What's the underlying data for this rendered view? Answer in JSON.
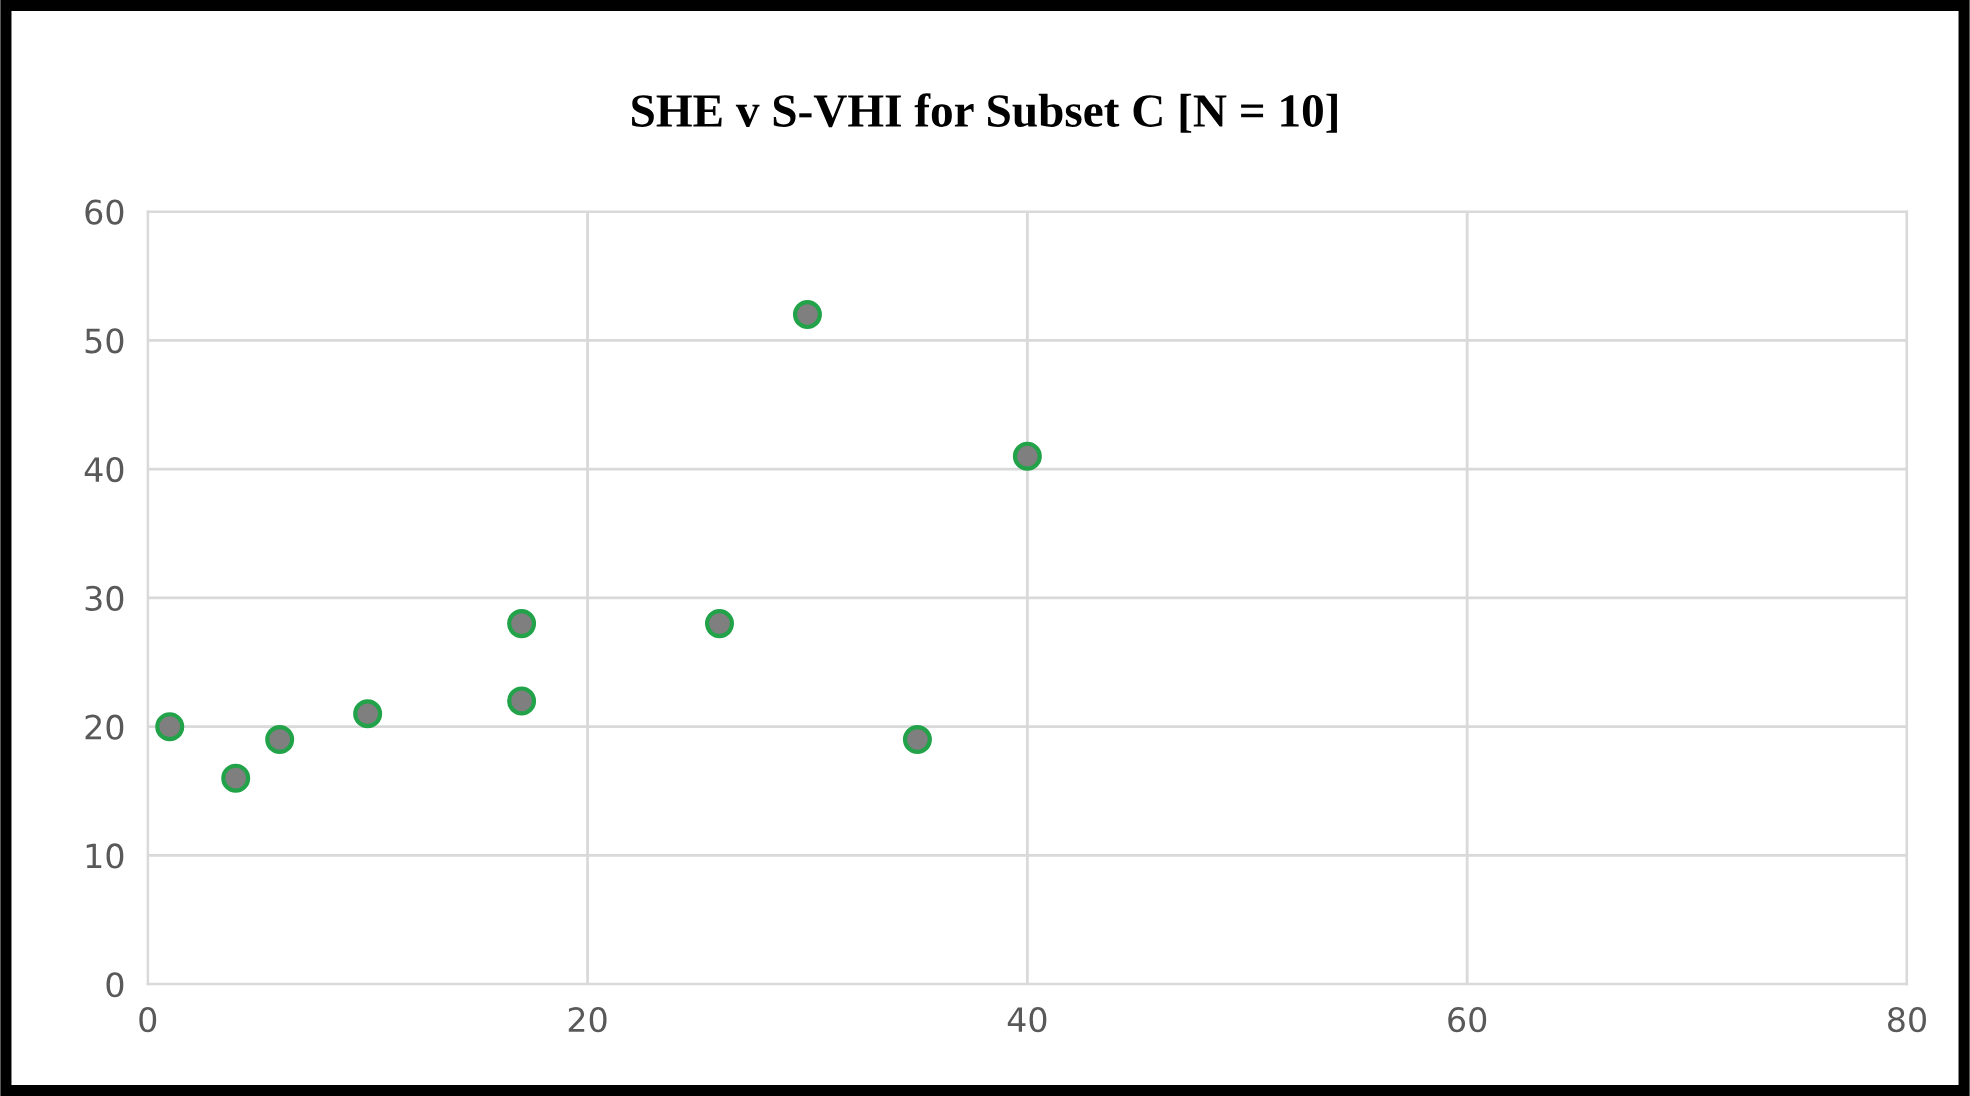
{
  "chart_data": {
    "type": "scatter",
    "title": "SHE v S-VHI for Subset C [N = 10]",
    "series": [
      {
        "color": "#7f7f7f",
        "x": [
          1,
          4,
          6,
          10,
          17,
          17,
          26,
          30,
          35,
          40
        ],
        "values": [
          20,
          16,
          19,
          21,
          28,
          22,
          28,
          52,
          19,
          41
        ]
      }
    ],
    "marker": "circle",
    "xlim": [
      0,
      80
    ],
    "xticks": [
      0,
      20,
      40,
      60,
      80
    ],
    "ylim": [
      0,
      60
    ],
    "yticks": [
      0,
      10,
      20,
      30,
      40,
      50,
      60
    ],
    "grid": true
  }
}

────────────────

Written problem> Make an exact copy of every entry above, minus the images.

Result of the task>
What's the underlying data for this rendered view? Answer in JSON.
{
  "chart_data": {
    "type": "scatter",
    "title": "SHE v S-VHI for Subset C [N = 10]",
    "series": [
      {
        "color": "#7f7f7f",
        "x": [
          1,
          4,
          6,
          10,
          17,
          17,
          26,
          30,
          35,
          40
        ],
        "values": [
          20,
          16,
          19,
          21,
          28,
          22,
          28,
          52,
          19,
          41
        ]
      }
    ],
    "marker": "circle",
    "xlim": [
      0,
      80
    ],
    "xticks": [
      0,
      20,
      40,
      60,
      80
    ],
    "ylim": [
      0,
      60
    ],
    "yticks": [
      0,
      10,
      20,
      30,
      40,
      50,
      60
    ],
    "grid": true
  }
}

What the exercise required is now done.